DIRECTIONS FOR THIS TASK:
Would you return all of this data exactly, leaving nothing out?
= = = = =
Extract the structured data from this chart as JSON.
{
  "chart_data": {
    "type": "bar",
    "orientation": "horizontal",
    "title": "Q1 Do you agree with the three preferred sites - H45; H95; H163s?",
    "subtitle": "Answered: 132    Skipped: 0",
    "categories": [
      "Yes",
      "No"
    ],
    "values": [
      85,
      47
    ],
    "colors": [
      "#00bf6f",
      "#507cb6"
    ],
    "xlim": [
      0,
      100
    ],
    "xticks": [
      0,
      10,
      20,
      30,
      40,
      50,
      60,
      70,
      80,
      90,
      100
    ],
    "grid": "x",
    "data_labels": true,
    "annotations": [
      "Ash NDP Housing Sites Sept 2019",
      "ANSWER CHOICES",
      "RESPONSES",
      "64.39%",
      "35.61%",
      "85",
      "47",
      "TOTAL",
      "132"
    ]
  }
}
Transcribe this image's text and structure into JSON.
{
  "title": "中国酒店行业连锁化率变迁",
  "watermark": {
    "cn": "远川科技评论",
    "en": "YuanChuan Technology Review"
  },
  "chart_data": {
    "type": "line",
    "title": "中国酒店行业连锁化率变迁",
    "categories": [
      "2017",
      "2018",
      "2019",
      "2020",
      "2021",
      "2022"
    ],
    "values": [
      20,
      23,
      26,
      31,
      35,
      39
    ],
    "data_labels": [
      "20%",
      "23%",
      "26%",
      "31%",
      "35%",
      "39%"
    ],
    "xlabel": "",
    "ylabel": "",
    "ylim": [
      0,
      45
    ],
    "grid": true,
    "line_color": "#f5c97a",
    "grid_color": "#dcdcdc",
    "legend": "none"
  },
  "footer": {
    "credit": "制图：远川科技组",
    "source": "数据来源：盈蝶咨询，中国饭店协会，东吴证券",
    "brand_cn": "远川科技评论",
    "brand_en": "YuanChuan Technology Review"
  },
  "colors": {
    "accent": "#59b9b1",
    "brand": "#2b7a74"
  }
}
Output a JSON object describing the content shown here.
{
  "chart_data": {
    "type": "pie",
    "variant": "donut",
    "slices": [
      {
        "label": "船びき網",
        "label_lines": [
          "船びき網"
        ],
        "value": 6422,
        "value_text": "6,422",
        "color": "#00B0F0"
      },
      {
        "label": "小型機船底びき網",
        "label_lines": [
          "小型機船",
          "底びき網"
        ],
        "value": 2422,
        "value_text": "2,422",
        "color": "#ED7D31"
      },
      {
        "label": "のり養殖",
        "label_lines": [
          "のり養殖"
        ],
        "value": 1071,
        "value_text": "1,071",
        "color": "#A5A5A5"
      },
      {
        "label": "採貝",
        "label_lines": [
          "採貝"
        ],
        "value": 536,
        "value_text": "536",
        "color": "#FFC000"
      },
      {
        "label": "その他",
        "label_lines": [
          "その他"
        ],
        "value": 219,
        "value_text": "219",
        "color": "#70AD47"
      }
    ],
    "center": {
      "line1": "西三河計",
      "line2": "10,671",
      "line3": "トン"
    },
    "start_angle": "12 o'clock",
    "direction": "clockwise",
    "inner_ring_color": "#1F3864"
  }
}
= = = = =
SOLUTION TO THE PROBLEM:
Extract the structured data from this chart as JSON.
{
  "chart_data": {
    "type": "bar",
    "orientation": "horizontal",
    "title": "Q1 Do you agree with the three preferred sites - H45; H95; H163s?",
    "subtitle": "Answered: 132    Skipped: 0",
    "categories": [
      "Yes",
      "No"
    ],
    "values": [
      85,
      47
    ],
    "colors": [
      "#00bf6f",
      "#507cb6"
    ],
    "xlim": [
      0,
      100
    ],
    "xticks": [
      0,
      10,
      20,
      30,
      40,
      50,
      60,
      70,
      80,
      90,
      100
    ],
    "grid": "x",
    "data_labels": true,
    "annotations": [
      "Ash NDP Housing Sites Sept 2019",
      "ANSWER CHOICES",
      "RESPONSES",
      "64.39%",
      "35.61%",
      "85",
      "47",
      "TOTAL",
      "132"
    ]
  }
}
Transcribe this image's text and structure into JSON.
{
  "title": "中国酒店行业连锁化率变迁",
  "watermark": {
    "cn": "远川科技评论",
    "en": "YuanChuan Technology Review"
  },
  "chart_data": {
    "type": "line",
    "title": "中国酒店行业连锁化率变迁",
    "categories": [
      "2017",
      "2018",
      "2019",
      "2020",
      "2021",
      "2022"
    ],
    "values": [
      20,
      23,
      26,
      31,
      35,
      39
    ],
    "data_labels": [
      "20%",
      "23%",
      "26%",
      "31%",
      "35%",
      "39%"
    ],
    "xlabel": "",
    "ylabel": "",
    "ylim": [
      0,
      45
    ],
    "grid": true,
    "line_color": "#f5c97a",
    "grid_color": "#dcdcdc",
    "legend": "none"
  },
  "footer": {
    "credit": "制图：远川科技组",
    "source": "数据来源：盈蝶咨询，中国饭店协会，东吴证券",
    "brand_cn": "远川科技评论",
    "brand_en": "YuanChuan Technology Review"
  },
  "colors": {
    "accent": "#59b9b1",
    "brand": "#2b7a74"
  }
}
Output a JSON object describing the content shown here.
{
  "chart_data": {
    "type": "pie",
    "variant": "donut",
    "slices": [
      {
        "label": "船びき網",
        "label_lines": [
          "船びき網"
        ],
        "value": 6422,
        "value_text": "6,422",
        "color": "#00B0F0"
      },
      {
        "label": "小型機船底びき網",
        "label_lines": [
          "小型機船",
          "底びき網"
        ],
        "value": 2422,
        "value_text": "2,422",
        "color": "#ED7D31"
      },
      {
        "label": "のり養殖",
        "label_lines": [
          "のり養殖"
        ],
        "value": 1071,
        "value_text": "1,071",
        "color": "#A5A5A5"
      },
      {
        "label": "採貝",
        "label_lines": [
          "採貝"
        ],
        "value": 536,
        "value_text": "536",
        "color": "#FFC000"
      },
      {
        "label": "その他",
        "label_lines": [
          "その他"
        ],
        "value": 219,
        "value_text": "219",
        "color": "#70AD47"
      }
    ],
    "center": {
      "line1": "西三河計",
      "line2": "10,671",
      "line3": "トン"
    },
    "start_angle": "12 o'clock",
    "direction": "clockwise",
    "inner_ring_color": "#1F3864"
  }
}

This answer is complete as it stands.